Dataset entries
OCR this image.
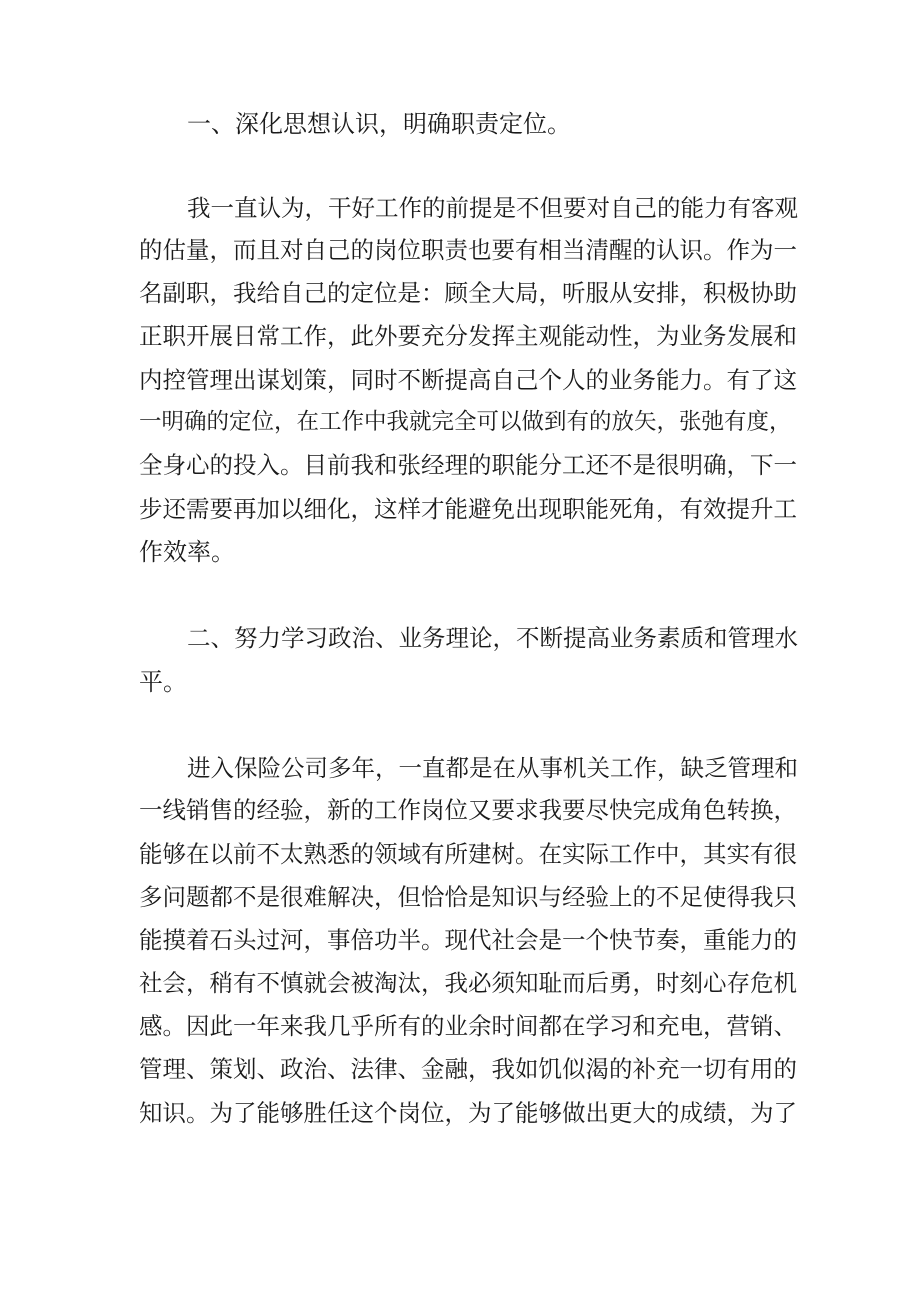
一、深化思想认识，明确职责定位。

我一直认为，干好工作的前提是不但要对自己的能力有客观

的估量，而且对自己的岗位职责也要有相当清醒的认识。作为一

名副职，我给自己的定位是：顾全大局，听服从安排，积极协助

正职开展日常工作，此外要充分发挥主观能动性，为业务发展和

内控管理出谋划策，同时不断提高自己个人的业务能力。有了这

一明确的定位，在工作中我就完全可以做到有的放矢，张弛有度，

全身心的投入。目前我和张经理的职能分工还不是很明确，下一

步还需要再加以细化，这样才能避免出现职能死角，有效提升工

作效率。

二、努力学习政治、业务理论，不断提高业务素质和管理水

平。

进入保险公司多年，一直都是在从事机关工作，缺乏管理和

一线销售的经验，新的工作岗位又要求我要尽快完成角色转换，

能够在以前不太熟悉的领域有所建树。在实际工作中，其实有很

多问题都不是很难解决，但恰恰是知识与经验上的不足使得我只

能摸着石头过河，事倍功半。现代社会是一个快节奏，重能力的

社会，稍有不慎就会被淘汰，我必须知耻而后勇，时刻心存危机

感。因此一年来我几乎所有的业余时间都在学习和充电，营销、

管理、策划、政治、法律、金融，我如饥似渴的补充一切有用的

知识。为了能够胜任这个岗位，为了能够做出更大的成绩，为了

**Work to be completed:**
Transcribe the records above exactly as they appear, leaving out any pictures.

**Answer to this task:**
OCR this image.
一、深化思想认识，明确职责定位。

我一直认为，干好工作的前提是不但要对自己的能力有客观

的估量，而且对自己的岗位职责也要有相当清醒的认识。作为一

名副职，我给自己的定位是：顾全大局，听服从安排，积极协助

正职开展日常工作，此外要充分发挥主观能动性，为业务发展和

内控管理出谋划策，同时不断提高自己个人的业务能力。有了这

一明确的定位，在工作中我就完全可以做到有的放矢，张弛有度，

全身心的投入。目前我和张经理的职能分工还不是很明确，下一

步还需要再加以细化，这样才能避免出现职能死角，有效提升工

作效率。

二、努力学习政治、业务理论，不断提高业务素质和管理水

平。

进入保险公司多年，一直都是在从事机关工作，缺乏管理和

一线销售的经验，新的工作岗位又要求我要尽快完成角色转换，

能够在以前不太熟悉的领域有所建树。在实际工作中，其实有很

多问题都不是很难解决，但恰恰是知识与经验上的不足使得我只

能摸着石头过河，事倍功半。现代社会是一个快节奏，重能力的

社会，稍有不慎就会被淘汰，我必须知耻而后勇，时刻心存危机

感。因此一年来我几乎所有的业余时间都在学习和充电，营销、

管理、策划、政治、法律、金融，我如饥似渴的补充一切有用的

知识。为了能够胜任这个岗位，为了能够做出更大的成绩，为了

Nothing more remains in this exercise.